* **Dataset content**
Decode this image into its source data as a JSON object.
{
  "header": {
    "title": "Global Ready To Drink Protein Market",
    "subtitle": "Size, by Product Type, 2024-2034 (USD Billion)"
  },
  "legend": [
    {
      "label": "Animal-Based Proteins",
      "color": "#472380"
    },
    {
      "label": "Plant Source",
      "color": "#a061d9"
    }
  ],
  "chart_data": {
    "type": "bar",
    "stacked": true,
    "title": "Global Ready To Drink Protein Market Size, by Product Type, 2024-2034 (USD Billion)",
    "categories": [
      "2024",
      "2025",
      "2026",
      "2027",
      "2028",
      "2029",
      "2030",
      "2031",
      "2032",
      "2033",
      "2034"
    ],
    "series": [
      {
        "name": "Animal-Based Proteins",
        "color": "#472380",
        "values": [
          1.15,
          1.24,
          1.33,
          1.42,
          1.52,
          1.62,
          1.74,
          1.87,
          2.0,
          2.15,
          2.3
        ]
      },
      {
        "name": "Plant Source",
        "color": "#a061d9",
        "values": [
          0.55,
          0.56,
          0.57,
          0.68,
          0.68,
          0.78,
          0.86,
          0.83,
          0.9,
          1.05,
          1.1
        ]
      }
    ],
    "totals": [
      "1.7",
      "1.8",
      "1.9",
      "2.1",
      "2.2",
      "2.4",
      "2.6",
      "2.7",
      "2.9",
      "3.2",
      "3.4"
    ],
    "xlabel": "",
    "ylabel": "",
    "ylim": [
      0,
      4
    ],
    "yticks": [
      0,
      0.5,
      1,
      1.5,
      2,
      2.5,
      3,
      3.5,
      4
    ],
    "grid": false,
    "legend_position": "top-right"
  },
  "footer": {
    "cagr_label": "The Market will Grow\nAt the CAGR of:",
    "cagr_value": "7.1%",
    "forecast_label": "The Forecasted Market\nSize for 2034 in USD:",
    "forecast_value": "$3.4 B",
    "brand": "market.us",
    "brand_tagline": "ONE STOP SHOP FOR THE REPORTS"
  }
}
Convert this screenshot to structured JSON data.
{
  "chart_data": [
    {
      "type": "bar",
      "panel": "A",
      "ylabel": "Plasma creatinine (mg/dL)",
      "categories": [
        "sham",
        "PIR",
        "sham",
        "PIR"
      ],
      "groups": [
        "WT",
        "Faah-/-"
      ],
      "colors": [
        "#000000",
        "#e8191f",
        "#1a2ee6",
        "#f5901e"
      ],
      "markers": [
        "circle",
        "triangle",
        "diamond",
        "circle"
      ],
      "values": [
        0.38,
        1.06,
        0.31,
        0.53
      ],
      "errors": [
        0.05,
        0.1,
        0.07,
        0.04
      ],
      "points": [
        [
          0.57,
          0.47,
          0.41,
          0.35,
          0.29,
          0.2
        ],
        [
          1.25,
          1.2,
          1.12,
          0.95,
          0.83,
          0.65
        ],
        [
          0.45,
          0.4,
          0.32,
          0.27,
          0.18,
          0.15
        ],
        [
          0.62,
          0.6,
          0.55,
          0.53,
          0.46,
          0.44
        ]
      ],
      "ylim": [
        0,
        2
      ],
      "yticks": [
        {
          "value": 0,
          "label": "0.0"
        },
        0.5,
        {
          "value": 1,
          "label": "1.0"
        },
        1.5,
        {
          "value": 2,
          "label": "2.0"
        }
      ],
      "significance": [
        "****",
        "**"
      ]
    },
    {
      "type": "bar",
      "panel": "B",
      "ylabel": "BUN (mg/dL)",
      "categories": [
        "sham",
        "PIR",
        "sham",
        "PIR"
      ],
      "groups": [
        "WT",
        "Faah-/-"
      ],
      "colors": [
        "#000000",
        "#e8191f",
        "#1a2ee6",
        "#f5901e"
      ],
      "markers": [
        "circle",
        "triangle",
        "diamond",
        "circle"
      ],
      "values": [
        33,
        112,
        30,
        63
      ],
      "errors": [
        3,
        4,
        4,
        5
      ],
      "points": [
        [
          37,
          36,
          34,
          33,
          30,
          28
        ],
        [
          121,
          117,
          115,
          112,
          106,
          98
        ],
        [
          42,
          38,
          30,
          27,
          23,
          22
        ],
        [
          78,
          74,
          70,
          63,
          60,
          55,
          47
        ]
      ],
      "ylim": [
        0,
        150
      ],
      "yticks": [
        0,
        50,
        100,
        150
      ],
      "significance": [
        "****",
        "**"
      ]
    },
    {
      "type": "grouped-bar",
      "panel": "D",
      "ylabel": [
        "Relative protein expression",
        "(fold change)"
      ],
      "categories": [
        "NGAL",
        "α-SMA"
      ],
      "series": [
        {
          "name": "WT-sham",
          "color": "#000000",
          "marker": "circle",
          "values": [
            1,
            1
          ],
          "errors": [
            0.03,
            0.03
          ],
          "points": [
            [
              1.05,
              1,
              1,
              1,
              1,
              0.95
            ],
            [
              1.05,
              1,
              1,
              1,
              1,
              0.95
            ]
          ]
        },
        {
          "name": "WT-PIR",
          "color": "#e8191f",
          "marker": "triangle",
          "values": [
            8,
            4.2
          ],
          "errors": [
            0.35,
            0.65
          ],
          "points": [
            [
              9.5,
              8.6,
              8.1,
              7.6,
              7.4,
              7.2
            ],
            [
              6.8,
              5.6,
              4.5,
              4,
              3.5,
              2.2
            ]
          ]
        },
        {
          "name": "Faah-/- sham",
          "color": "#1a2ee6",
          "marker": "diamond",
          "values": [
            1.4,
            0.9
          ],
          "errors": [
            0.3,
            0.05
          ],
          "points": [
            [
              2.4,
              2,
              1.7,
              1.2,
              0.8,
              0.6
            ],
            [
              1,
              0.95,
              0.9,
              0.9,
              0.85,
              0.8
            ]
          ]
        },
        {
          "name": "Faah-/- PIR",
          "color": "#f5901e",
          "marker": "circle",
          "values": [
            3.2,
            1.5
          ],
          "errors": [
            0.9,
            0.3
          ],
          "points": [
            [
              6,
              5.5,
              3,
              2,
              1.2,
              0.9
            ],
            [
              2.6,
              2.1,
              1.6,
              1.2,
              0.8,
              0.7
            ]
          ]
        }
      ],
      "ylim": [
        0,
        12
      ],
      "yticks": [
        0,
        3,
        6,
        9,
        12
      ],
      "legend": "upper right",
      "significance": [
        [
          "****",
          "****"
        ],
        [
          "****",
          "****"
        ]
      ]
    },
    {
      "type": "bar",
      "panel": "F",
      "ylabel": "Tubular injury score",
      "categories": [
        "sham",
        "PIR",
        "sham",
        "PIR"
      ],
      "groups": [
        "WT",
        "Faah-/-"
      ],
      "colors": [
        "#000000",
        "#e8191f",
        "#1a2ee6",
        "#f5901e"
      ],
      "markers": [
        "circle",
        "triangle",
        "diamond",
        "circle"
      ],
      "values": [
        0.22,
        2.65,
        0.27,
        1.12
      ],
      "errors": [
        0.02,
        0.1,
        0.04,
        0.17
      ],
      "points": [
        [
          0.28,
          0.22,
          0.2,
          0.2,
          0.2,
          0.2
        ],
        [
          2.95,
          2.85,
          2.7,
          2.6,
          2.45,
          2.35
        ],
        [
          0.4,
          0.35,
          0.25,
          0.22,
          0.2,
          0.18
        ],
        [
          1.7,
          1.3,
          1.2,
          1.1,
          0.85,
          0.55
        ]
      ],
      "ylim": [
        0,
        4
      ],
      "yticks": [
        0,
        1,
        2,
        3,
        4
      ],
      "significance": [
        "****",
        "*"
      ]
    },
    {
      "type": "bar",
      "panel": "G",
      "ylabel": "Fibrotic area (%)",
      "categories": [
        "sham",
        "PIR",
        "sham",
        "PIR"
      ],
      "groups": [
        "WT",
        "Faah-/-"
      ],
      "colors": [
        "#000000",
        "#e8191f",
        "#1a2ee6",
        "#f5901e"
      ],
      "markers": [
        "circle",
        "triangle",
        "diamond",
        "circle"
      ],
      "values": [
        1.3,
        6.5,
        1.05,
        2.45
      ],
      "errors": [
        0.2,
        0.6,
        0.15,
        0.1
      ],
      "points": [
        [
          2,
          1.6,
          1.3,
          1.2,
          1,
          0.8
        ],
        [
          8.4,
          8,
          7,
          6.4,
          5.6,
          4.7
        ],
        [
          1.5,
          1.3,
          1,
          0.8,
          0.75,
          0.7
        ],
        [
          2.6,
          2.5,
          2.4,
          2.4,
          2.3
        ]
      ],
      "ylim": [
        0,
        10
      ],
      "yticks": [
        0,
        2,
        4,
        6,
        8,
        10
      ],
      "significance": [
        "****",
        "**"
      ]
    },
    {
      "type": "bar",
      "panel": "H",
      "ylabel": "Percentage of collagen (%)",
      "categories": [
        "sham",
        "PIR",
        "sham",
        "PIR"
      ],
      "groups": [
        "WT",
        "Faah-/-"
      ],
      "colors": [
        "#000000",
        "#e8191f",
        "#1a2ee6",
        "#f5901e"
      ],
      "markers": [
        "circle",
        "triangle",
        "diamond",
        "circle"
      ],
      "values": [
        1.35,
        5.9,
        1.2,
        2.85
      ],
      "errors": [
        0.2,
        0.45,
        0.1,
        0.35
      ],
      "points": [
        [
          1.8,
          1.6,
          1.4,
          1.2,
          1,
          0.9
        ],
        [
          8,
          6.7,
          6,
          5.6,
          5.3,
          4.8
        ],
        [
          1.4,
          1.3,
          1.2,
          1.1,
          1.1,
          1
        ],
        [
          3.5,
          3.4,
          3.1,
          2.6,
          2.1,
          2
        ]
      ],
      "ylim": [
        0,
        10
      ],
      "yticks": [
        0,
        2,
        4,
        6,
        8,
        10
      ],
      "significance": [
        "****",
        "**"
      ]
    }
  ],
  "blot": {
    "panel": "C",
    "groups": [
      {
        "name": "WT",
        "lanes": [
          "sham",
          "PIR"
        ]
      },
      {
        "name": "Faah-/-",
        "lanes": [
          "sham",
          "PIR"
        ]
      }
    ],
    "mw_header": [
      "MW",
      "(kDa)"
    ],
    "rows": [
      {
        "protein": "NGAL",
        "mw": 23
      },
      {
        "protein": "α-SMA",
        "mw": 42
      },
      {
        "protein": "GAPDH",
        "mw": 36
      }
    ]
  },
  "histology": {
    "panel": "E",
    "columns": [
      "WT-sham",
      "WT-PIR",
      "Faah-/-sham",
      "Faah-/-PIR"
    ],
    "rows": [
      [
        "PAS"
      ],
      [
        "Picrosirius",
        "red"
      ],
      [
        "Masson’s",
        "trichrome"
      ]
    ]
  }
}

* **Work order**
Search the entries for "Global" and copy each matching line.

* **Task result**
    "title": "Global Ready To Drink Protein Market",
    "title": "Global Ready To Drink Protein Market Size, by Product Type, 2024-2034 (USD Billion)",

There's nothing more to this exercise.